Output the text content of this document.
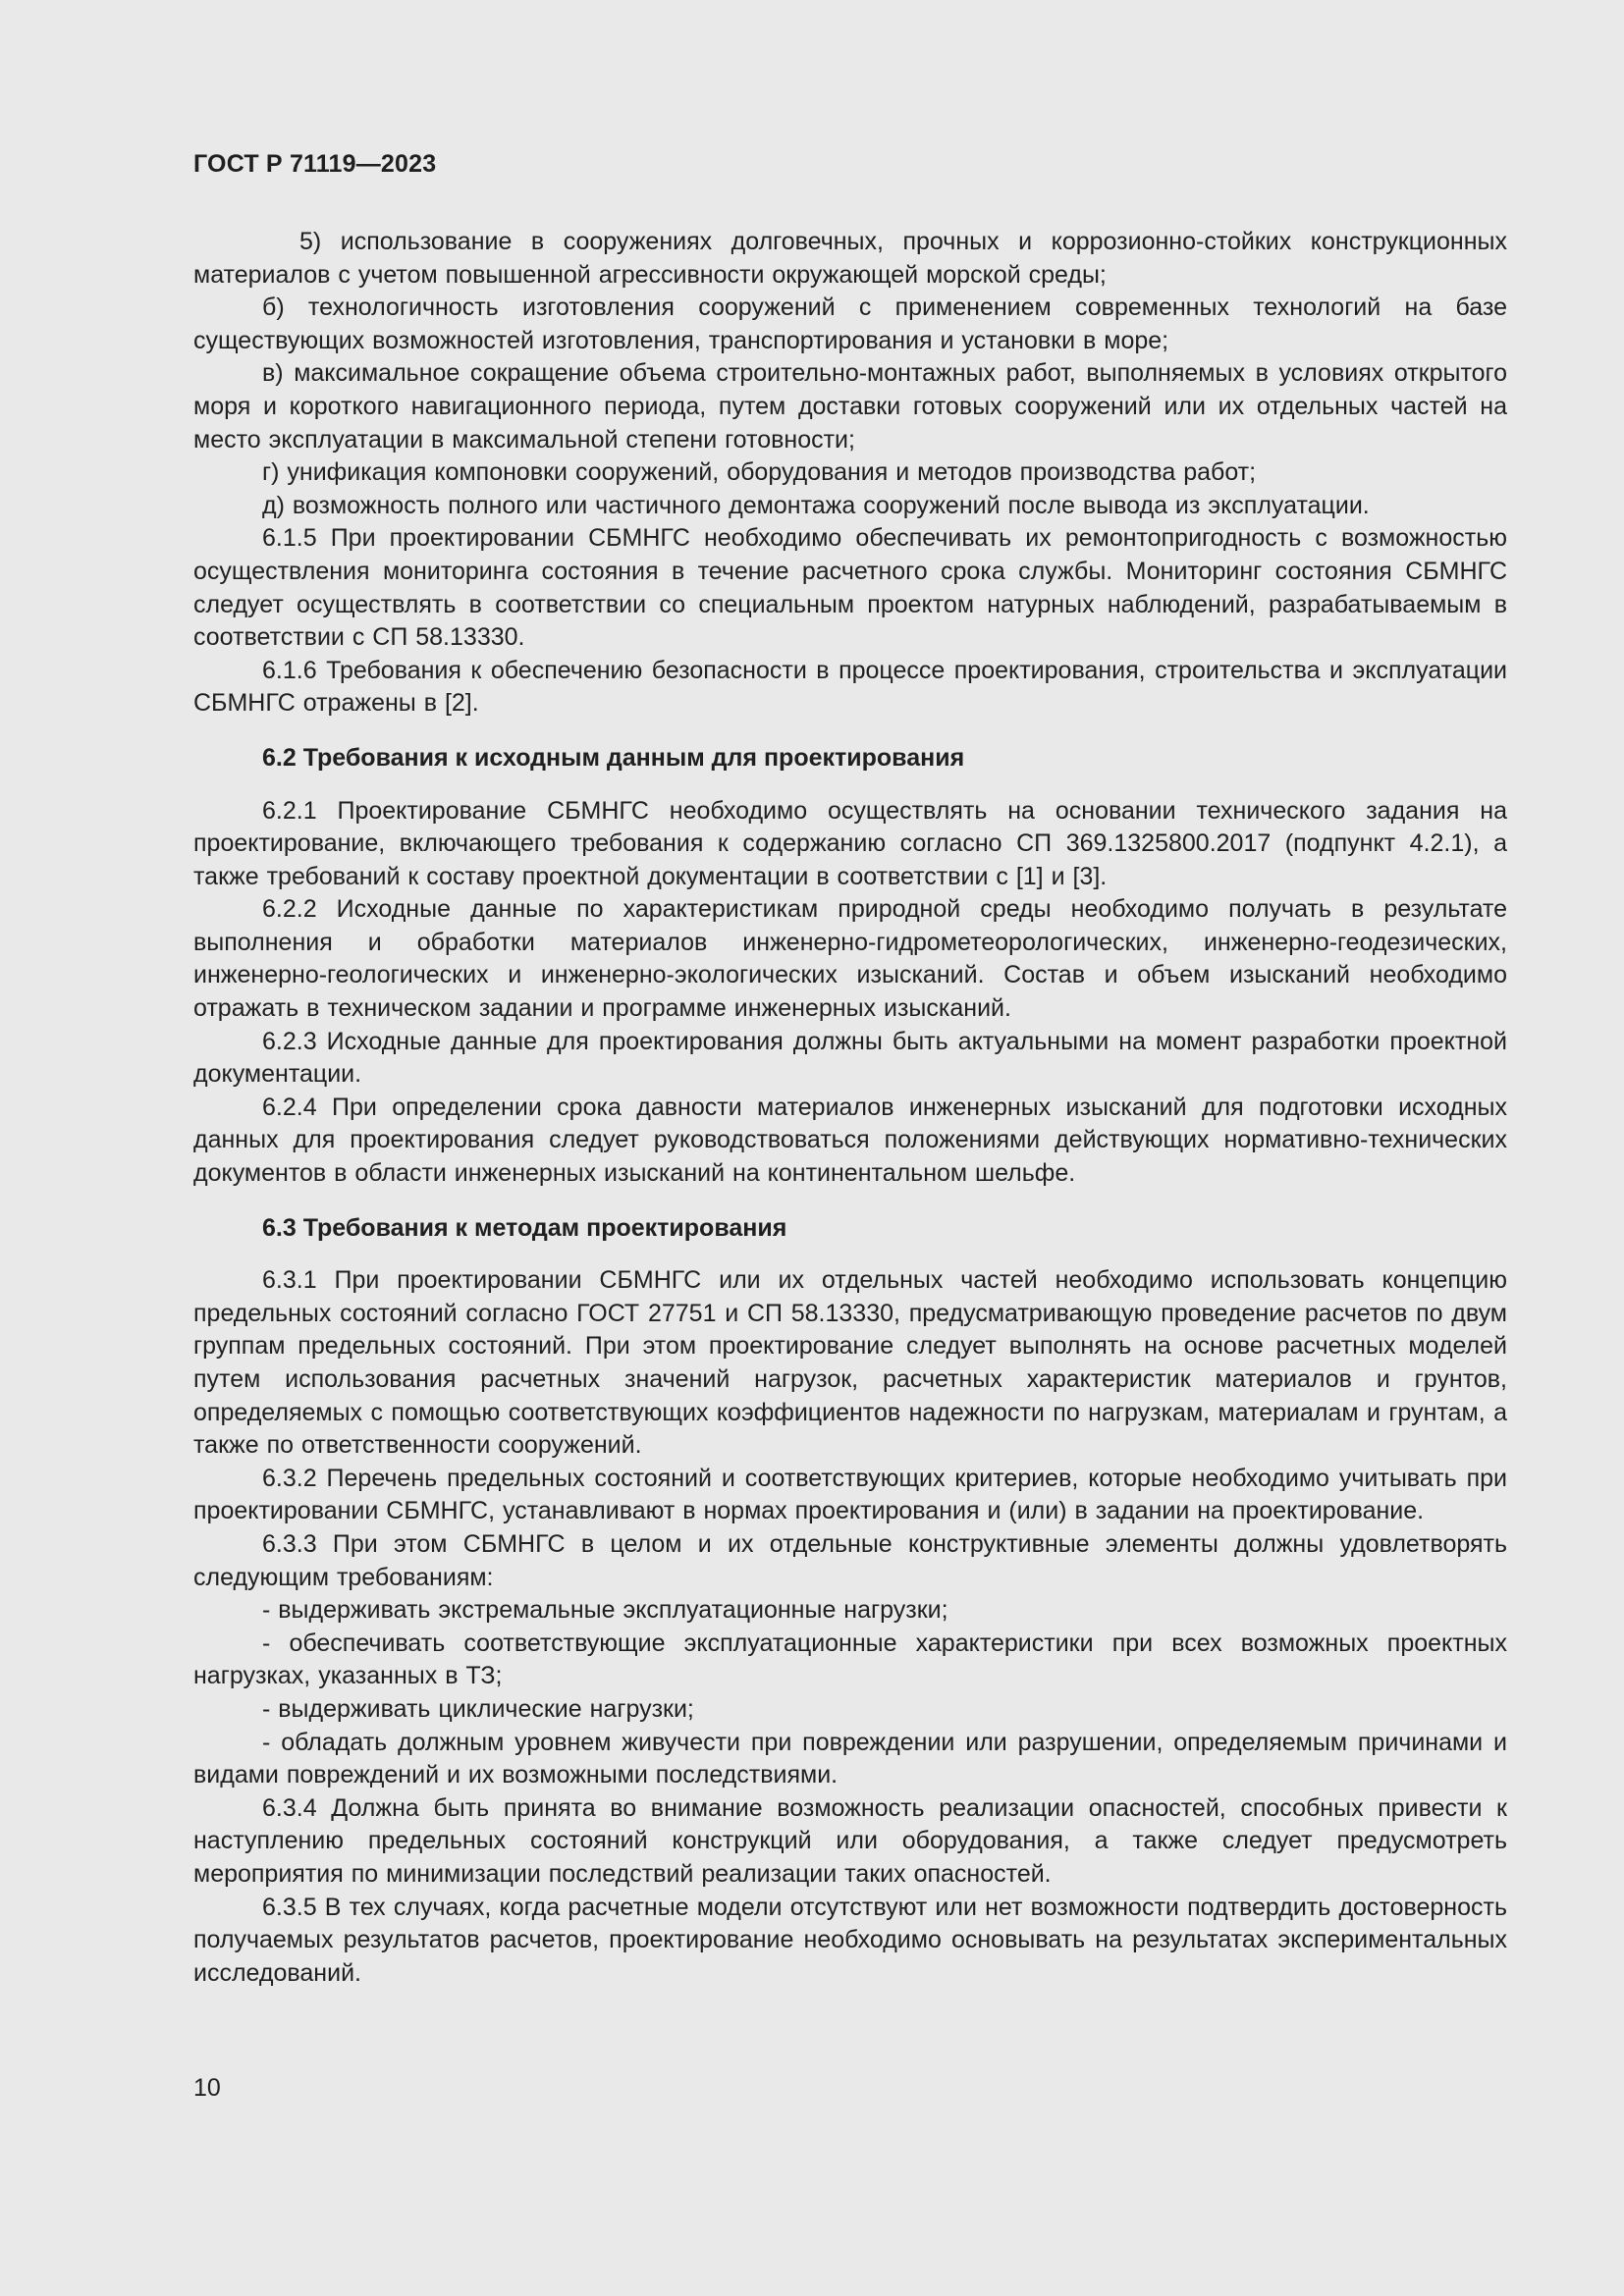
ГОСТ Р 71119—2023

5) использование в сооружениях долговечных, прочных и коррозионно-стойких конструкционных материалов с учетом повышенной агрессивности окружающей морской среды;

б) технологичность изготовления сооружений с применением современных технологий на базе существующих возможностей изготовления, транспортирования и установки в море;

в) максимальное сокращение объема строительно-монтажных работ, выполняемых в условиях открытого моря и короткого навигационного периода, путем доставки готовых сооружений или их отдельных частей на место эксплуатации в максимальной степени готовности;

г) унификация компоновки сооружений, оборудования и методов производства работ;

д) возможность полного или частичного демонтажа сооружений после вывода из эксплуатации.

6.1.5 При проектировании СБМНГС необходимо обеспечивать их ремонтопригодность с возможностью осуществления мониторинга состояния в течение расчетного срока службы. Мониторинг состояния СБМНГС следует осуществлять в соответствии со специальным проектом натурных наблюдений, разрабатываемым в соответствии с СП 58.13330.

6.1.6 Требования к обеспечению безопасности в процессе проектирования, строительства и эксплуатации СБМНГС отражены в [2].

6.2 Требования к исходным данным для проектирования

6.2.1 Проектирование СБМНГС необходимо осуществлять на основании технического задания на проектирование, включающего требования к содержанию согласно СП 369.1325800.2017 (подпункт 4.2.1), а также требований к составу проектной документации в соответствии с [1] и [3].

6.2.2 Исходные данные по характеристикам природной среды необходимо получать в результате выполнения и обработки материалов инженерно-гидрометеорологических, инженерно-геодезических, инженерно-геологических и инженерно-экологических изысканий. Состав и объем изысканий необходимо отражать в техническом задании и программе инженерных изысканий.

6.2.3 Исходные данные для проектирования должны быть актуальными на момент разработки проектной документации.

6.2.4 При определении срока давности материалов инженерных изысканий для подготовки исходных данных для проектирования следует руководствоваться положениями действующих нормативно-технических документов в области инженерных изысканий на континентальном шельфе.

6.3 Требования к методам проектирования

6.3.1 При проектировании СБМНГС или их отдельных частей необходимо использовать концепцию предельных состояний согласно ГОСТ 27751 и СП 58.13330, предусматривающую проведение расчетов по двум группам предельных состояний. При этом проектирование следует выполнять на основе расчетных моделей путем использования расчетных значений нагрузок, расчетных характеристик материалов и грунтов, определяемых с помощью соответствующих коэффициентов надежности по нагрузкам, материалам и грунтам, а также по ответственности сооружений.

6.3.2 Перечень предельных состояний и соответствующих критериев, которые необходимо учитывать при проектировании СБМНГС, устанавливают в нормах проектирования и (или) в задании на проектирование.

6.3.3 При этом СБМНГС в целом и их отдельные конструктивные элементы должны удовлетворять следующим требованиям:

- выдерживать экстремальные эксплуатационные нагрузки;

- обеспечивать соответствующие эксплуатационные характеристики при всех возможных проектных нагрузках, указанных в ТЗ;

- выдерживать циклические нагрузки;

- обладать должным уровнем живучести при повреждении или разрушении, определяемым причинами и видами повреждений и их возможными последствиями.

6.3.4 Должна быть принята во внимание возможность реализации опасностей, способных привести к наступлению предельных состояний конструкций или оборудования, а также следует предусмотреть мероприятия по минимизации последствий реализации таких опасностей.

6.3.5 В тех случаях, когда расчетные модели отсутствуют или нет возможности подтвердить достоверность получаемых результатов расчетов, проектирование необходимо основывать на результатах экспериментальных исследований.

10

Problem to solve >> The lines to collect are those holding the string "эксплуатационные"; copy them all.

The solution >>
- выдерживать экстремальные эксплуатационные нагрузки;
- обеспечивать соответствующие эксплуатационные характеристики при всех возможных проектных нагрузках, указанных в ТЗ;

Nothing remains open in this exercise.